▸ WORK INSTRUCTIONS
Set down each entry from the block beneath, exactly as written.

▸ PROVIDED DATA
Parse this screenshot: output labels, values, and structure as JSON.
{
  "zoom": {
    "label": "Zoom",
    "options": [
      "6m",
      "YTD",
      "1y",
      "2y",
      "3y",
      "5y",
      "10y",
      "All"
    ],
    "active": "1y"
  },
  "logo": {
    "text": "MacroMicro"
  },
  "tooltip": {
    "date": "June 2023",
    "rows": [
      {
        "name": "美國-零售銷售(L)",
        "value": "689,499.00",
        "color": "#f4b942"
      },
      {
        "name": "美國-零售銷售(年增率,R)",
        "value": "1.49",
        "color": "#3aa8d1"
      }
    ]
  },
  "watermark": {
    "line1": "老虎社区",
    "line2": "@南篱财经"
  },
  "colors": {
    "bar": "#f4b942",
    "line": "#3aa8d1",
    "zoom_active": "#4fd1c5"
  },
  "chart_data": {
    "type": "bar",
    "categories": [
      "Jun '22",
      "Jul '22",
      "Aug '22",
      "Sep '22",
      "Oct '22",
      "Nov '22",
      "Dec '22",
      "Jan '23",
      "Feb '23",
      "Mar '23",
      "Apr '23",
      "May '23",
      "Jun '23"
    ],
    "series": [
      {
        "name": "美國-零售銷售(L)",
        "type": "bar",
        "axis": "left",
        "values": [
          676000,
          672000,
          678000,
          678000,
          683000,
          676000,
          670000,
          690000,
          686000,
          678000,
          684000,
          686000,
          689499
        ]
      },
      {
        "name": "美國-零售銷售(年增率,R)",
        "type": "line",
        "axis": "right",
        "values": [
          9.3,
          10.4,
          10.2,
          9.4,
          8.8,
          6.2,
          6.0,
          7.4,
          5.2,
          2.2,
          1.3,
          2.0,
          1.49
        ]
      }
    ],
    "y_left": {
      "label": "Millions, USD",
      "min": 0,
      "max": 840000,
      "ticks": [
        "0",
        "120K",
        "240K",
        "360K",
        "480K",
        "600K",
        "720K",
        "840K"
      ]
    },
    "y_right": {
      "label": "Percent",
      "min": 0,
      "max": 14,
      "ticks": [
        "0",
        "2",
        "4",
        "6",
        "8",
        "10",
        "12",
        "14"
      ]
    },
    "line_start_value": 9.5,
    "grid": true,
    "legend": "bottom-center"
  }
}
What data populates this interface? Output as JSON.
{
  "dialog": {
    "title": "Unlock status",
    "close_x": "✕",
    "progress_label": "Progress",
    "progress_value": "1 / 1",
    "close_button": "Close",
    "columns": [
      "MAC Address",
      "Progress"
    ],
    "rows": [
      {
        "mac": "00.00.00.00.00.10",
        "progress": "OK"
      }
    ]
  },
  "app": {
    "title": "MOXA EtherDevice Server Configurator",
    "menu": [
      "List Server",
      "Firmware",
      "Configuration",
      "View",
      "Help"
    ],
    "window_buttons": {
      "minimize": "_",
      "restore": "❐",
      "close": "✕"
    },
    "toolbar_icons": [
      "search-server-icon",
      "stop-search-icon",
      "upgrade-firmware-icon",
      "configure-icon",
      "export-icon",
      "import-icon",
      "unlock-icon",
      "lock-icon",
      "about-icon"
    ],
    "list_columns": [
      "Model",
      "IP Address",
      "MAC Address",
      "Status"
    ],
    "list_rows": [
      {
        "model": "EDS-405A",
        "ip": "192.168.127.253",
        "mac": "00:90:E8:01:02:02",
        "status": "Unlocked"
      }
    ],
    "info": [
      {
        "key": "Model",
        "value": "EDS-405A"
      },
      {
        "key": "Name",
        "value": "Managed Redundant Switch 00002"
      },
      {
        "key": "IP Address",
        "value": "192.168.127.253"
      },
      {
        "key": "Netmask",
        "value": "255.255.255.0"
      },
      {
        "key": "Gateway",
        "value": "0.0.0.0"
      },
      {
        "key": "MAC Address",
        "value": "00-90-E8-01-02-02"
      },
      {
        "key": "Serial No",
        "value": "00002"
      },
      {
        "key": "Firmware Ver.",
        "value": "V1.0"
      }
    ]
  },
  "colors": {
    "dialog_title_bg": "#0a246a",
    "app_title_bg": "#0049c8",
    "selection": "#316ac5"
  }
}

▸ SOLUTION FOR THIS TASK
Parse this screenshot: output labels, values, and structure as JSON.
{
  "zoom": {
    "label": "Zoom",
    "options": [
      "6m",
      "YTD",
      "1y",
      "2y",
      "3y",
      "5y",
      "10y",
      "All"
    ],
    "active": "1y"
  },
  "logo": {
    "text": "MacroMicro"
  },
  "tooltip": {
    "date": "June 2023",
    "rows": [
      {
        "name": "美國-零售銷售(L)",
        "value": "689,499.00",
        "color": "#f4b942"
      },
      {
        "name": "美國-零售銷售(年增率,R)",
        "value": "1.49",
        "color": "#3aa8d1"
      }
    ]
  },
  "watermark": {
    "line1": "老虎社区",
    "line2": "@南篱财经"
  },
  "colors": {
    "bar": "#f4b942",
    "line": "#3aa8d1",
    "zoom_active": "#4fd1c5"
  },
  "chart_data": {
    "type": "bar",
    "categories": [
      "Jun '22",
      "Jul '22",
      "Aug '22",
      "Sep '22",
      "Oct '22",
      "Nov '22",
      "Dec '22",
      "Jan '23",
      "Feb '23",
      "Mar '23",
      "Apr '23",
      "May '23",
      "Jun '23"
    ],
    "series": [
      {
        "name": "美國-零售銷售(L)",
        "type": "bar",
        "axis": "left",
        "values": [
          676000,
          672000,
          678000,
          678000,
          683000,
          676000,
          670000,
          690000,
          686000,
          678000,
          684000,
          686000,
          689499
        ]
      },
      {
        "name": "美國-零售銷售(年增率,R)",
        "type": "line",
        "axis": "right",
        "values": [
          9.3,
          10.4,
          10.2,
          9.4,
          8.8,
          6.2,
          6.0,
          7.4,
          5.2,
          2.2,
          1.3,
          2.0,
          1.49
        ]
      }
    ],
    "y_left": {
      "label": "Millions, USD",
      "min": 0,
      "max": 840000,
      "ticks": [
        "0",
        "120K",
        "240K",
        "360K",
        "480K",
        "600K",
        "720K",
        "840K"
      ]
    },
    "y_right": {
      "label": "Percent",
      "min": 0,
      "max": 14,
      "ticks": [
        "0",
        "2",
        "4",
        "6",
        "8",
        "10",
        "12",
        "14"
      ]
    },
    "line_start_value": 9.5,
    "grid": true,
    "legend": "bottom-center"
  }
}
What data populates this interface? Output as JSON.
{
  "dialog": {
    "title": "Unlock status",
    "close_x": "✕",
    "progress_label": "Progress",
    "progress_value": "1 / 1",
    "close_button": "Close",
    "columns": [
      "MAC Address",
      "Progress"
    ],
    "rows": [
      {
        "mac": "00.00.00.00.00.10",
        "progress": "OK"
      }
    ]
  },
  "app": {
    "title": "MOXA EtherDevice Server Configurator",
    "menu": [
      "List Server",
      "Firmware",
      "Configuration",
      "View",
      "Help"
    ],
    "window_buttons": {
      "minimize": "_",
      "restore": "❐",
      "close": "✕"
    },
    "toolbar_icons": [
      "search-server-icon",
      "stop-search-icon",
      "upgrade-firmware-icon",
      "configure-icon",
      "export-icon",
      "import-icon",
      "unlock-icon",
      "lock-icon",
      "about-icon"
    ],
    "list_columns": [
      "Model",
      "IP Address",
      "MAC Address",
      "Status"
    ],
    "list_rows": [
      {
        "model": "EDS-405A",
        "ip": "192.168.127.253",
        "mac": "00:90:E8:01:02:02",
        "status": "Unlocked"
      }
    ],
    "info": [
      {
        "key": "Model",
        "value": "EDS-405A"
      },
      {
        "key": "Name",
        "value": "Managed Redundant Switch 00002"
      },
      {
        "key": "IP Address",
        "value": "192.168.127.253"
      },
      {
        "key": "Netmask",
        "value": "255.255.255.0"
      },
      {
        "key": "Gateway",
        "value": "0.0.0.0"
      },
      {
        "key": "MAC Address",
        "value": "00-90-E8-01-02-02"
      },
      {
        "key": "Serial No",
        "value": "00002"
      },
      {
        "key": "Firmware Ver.",
        "value": "V1.0"
      }
    ]
  },
  "colors": {
    "dialog_title_bg": "#0a246a",
    "app_title_bg": "#0049c8",
    "selection": "#316ac5"
  }
}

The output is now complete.